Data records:
------------------------

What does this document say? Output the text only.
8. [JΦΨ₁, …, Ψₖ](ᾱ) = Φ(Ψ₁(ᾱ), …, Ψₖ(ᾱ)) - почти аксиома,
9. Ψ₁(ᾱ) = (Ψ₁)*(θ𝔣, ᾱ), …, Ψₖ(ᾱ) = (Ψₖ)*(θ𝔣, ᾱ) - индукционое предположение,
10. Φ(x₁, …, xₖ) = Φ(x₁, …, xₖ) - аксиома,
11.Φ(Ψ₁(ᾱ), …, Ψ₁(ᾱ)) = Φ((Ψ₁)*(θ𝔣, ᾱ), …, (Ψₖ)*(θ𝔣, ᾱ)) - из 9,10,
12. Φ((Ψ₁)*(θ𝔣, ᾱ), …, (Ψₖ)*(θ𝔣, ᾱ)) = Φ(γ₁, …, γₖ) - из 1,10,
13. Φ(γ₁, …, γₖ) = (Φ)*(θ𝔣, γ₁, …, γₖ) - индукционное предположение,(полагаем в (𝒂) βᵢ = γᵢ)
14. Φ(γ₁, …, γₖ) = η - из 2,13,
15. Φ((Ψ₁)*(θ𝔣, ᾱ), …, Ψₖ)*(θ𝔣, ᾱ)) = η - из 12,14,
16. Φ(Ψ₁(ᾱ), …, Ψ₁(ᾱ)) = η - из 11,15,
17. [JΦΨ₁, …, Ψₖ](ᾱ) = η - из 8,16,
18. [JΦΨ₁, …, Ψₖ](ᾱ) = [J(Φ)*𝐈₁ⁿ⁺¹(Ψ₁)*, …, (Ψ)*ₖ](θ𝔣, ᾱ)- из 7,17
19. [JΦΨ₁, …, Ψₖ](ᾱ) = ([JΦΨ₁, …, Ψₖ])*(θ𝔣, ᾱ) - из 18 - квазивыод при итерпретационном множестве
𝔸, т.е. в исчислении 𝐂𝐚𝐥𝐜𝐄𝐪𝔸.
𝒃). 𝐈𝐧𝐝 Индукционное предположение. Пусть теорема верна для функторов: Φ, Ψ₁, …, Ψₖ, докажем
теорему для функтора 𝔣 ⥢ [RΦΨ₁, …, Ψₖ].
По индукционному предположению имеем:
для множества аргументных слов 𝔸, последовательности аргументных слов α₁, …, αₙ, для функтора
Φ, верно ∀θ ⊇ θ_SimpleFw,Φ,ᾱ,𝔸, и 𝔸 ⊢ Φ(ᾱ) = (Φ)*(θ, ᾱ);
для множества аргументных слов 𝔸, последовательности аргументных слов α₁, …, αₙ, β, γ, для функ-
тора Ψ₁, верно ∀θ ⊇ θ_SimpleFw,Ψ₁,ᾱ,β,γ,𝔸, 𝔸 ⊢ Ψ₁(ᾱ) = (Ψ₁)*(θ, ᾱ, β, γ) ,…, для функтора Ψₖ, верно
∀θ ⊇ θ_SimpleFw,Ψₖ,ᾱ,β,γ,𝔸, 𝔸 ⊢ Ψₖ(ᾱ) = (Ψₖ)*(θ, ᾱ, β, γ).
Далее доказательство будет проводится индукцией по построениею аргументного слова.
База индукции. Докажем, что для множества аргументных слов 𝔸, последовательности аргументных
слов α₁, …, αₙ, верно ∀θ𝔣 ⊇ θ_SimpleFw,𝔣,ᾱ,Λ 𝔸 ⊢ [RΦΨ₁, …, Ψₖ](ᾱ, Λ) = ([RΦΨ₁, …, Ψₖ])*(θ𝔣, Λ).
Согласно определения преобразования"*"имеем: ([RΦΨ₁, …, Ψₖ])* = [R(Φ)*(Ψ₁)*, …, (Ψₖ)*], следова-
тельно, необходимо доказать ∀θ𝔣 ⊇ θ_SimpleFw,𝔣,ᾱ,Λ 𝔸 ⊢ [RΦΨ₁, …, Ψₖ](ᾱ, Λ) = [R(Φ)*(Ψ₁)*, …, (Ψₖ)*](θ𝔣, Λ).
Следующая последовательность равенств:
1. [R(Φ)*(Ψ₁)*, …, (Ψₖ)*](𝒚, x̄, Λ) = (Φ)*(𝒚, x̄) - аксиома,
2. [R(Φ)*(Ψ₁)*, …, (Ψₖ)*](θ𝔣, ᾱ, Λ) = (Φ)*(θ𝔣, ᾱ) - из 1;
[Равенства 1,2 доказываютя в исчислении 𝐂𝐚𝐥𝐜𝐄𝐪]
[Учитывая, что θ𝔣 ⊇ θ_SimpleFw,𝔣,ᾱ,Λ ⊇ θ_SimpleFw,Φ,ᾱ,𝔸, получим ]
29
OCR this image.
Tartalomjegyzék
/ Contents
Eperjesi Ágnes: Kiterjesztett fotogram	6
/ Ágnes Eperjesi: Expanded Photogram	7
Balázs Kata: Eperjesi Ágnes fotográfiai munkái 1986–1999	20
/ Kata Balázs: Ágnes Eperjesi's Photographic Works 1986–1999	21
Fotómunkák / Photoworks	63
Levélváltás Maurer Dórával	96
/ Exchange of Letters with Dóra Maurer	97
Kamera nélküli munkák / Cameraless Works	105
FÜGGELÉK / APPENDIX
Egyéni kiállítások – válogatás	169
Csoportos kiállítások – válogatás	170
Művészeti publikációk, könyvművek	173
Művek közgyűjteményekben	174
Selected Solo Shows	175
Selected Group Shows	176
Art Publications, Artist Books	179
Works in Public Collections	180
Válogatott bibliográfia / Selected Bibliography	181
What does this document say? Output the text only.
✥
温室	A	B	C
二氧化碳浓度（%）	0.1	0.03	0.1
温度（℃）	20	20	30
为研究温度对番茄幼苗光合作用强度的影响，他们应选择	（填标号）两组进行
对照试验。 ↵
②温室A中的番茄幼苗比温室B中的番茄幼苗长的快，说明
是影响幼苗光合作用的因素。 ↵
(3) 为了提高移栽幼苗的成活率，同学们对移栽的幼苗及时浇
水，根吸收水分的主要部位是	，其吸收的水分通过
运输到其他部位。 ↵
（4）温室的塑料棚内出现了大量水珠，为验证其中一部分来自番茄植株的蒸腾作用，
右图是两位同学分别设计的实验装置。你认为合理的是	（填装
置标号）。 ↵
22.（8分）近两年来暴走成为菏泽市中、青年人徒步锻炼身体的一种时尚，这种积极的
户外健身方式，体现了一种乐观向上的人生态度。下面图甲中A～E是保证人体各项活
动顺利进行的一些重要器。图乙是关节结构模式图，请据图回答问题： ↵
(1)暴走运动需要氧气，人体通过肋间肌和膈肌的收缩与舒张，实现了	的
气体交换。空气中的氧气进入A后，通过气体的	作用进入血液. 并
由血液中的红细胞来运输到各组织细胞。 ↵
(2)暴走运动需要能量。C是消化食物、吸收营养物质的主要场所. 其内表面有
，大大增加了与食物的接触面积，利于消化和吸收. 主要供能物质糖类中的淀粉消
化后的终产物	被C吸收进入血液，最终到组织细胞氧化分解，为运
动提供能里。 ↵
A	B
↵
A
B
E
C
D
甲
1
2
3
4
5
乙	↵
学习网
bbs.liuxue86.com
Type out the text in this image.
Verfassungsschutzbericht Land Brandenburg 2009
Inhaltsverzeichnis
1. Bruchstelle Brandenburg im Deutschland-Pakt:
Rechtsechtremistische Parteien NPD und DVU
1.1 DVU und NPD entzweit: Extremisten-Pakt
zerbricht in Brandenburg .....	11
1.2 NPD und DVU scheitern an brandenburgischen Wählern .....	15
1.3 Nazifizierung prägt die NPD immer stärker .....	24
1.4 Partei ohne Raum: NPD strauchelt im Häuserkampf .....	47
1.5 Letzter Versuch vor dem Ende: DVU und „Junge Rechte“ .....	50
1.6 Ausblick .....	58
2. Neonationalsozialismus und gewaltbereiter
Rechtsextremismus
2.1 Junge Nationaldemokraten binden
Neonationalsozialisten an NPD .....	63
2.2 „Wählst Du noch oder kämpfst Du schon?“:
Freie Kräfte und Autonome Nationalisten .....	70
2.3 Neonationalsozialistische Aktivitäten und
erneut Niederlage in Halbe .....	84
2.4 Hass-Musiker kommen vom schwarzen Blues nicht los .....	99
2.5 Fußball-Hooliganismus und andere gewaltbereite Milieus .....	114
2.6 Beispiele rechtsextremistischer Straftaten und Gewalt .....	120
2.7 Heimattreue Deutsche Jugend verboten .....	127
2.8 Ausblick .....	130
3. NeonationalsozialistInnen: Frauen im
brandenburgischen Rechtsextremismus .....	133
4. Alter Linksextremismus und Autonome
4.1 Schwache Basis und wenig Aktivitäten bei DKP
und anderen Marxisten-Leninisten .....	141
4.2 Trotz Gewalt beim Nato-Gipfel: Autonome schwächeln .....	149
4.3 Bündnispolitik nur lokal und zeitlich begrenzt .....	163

------------------------

◆ Exercise requirements
Give only the number of lines in the data that hold the string "аргументных".

◆ The output
3